[Dataset entries]
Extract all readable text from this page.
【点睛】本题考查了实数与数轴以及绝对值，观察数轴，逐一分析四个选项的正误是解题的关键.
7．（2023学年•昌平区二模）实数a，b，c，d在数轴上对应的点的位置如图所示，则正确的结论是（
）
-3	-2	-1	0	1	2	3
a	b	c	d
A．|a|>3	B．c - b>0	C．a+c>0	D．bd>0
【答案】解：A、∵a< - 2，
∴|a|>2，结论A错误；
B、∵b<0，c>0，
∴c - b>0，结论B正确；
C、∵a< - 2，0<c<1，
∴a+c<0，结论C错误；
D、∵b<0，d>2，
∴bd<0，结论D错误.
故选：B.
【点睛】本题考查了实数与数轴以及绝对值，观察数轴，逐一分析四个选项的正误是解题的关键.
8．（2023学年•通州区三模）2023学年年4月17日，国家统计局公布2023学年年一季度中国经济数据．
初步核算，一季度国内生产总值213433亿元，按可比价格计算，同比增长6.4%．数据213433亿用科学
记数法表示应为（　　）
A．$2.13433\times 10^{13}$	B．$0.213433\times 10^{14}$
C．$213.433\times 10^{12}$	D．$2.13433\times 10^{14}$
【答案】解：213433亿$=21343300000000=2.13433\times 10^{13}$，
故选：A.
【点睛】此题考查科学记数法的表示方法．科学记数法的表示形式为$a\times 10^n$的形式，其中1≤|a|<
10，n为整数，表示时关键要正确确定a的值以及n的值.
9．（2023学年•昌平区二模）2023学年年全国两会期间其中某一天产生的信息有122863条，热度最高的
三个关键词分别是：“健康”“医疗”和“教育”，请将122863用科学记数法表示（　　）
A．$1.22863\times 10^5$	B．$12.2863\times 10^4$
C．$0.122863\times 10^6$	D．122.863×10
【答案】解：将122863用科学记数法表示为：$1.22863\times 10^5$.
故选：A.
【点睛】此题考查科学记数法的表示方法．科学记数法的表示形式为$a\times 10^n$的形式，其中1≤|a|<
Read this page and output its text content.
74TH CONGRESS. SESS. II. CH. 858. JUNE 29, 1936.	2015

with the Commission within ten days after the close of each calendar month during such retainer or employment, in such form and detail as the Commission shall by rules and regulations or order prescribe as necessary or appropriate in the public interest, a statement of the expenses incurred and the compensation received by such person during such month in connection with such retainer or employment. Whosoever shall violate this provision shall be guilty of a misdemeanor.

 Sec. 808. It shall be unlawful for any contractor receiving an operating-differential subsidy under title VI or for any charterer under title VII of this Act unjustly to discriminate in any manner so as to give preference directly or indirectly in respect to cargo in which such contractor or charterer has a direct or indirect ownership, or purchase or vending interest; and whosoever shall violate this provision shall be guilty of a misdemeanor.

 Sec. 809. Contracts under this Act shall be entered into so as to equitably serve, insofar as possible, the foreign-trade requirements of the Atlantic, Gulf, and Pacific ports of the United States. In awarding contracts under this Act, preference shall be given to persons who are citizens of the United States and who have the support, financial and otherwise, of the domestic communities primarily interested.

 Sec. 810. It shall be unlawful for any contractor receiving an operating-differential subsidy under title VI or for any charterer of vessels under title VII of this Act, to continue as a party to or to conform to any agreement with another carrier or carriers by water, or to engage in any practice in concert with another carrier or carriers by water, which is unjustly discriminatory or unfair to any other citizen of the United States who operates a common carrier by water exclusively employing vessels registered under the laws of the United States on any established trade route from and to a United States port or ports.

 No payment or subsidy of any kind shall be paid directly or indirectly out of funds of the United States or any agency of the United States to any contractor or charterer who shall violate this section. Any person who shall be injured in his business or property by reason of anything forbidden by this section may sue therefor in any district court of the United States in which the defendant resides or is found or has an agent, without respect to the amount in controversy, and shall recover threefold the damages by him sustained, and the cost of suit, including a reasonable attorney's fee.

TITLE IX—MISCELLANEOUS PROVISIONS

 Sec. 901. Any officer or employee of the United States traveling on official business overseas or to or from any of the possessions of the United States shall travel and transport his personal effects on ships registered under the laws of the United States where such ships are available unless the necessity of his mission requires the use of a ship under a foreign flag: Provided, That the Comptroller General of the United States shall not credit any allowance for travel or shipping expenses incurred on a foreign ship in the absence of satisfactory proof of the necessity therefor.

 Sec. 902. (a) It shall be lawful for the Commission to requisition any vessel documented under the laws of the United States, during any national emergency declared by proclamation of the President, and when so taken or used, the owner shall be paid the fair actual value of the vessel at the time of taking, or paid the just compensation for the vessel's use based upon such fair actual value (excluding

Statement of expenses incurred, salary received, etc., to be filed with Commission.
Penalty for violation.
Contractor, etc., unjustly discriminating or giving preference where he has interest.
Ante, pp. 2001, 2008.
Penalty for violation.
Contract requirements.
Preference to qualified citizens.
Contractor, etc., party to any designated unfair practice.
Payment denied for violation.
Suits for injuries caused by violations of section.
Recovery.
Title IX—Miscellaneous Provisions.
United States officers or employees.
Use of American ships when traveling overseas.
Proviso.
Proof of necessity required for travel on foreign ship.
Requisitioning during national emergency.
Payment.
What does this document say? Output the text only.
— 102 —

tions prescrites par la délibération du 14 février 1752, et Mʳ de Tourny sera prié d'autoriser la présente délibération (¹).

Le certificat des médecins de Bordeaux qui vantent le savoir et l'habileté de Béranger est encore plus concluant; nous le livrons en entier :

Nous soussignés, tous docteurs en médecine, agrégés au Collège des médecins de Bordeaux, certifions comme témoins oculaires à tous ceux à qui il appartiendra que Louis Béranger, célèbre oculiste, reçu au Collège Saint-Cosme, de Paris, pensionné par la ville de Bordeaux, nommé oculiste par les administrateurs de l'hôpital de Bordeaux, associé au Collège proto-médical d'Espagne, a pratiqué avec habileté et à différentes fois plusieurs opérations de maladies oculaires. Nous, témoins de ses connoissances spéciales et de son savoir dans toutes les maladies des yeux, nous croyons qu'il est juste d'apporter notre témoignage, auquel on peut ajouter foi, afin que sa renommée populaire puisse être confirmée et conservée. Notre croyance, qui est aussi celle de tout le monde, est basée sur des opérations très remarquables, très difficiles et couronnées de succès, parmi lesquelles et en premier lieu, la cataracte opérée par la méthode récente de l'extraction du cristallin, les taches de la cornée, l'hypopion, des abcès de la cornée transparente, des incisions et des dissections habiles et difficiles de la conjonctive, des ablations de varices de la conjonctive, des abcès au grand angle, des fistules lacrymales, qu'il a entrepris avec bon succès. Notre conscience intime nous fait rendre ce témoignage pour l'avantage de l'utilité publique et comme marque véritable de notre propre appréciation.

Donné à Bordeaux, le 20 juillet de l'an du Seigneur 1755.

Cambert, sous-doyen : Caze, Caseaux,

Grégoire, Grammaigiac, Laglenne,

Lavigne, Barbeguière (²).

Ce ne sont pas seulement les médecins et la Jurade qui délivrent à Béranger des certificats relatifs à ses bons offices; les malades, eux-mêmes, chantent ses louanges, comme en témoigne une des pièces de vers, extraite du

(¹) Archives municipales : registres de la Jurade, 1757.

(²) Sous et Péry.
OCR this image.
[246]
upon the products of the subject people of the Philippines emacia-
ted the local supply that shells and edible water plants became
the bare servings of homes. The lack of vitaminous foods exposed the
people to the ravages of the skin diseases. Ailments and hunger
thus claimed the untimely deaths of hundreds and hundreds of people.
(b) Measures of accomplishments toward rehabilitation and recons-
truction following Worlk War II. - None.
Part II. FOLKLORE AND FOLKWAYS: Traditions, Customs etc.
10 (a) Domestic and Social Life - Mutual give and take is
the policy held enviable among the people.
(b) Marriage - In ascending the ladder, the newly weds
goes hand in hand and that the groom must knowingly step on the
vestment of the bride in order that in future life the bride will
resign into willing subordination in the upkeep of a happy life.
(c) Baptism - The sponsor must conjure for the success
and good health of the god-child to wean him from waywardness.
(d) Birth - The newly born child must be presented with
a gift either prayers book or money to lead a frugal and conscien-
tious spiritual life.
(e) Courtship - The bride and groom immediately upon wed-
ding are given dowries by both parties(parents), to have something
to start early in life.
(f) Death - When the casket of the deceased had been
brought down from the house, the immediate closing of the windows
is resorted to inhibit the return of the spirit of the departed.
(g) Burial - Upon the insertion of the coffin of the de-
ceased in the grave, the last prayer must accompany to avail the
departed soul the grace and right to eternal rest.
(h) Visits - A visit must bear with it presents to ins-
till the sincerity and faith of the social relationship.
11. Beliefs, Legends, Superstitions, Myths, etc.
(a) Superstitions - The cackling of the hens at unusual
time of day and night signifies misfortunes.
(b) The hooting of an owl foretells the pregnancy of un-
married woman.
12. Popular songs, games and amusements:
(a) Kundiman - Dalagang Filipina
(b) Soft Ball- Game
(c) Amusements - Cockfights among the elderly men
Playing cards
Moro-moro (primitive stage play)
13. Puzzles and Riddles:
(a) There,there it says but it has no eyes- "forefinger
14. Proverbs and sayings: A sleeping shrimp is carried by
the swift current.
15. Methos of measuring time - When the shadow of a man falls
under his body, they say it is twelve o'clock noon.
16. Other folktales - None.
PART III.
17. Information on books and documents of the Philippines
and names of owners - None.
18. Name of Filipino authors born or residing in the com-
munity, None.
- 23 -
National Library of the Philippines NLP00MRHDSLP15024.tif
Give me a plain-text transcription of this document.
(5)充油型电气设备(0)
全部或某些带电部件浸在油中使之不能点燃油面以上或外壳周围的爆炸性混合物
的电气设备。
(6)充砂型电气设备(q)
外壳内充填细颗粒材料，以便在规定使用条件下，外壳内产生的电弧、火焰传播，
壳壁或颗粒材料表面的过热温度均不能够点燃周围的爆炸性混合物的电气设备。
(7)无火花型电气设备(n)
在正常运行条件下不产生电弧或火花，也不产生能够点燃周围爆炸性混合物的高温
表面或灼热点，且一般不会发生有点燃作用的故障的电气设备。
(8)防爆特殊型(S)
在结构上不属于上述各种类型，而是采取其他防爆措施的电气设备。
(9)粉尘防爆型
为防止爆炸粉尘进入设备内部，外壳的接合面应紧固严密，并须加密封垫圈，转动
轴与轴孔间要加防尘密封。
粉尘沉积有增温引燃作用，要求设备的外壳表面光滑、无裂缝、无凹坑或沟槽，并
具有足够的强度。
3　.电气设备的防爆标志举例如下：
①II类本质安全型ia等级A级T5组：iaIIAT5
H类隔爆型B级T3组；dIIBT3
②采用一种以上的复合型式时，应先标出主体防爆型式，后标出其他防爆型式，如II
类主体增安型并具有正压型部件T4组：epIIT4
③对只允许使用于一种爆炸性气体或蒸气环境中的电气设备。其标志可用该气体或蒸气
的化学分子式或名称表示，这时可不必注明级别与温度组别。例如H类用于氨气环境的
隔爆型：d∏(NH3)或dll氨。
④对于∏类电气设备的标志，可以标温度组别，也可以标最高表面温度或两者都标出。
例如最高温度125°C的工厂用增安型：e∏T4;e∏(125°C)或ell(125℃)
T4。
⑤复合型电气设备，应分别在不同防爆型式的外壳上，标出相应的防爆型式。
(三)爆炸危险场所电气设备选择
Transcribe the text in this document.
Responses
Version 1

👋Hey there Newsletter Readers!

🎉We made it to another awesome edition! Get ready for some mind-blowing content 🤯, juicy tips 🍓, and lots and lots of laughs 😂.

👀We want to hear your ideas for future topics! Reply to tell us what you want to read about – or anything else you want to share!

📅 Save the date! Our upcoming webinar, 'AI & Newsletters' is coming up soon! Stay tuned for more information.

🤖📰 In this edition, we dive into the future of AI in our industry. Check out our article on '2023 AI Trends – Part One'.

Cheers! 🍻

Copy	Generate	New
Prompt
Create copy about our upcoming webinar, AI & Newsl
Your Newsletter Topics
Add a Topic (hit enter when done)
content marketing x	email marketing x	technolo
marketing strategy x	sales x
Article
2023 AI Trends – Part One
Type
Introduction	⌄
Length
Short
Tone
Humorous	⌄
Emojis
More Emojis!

■ Written request:
Each line that has the word "among" counts once. How many such lines are in the data? Give the number alone.

■ Final answer:
2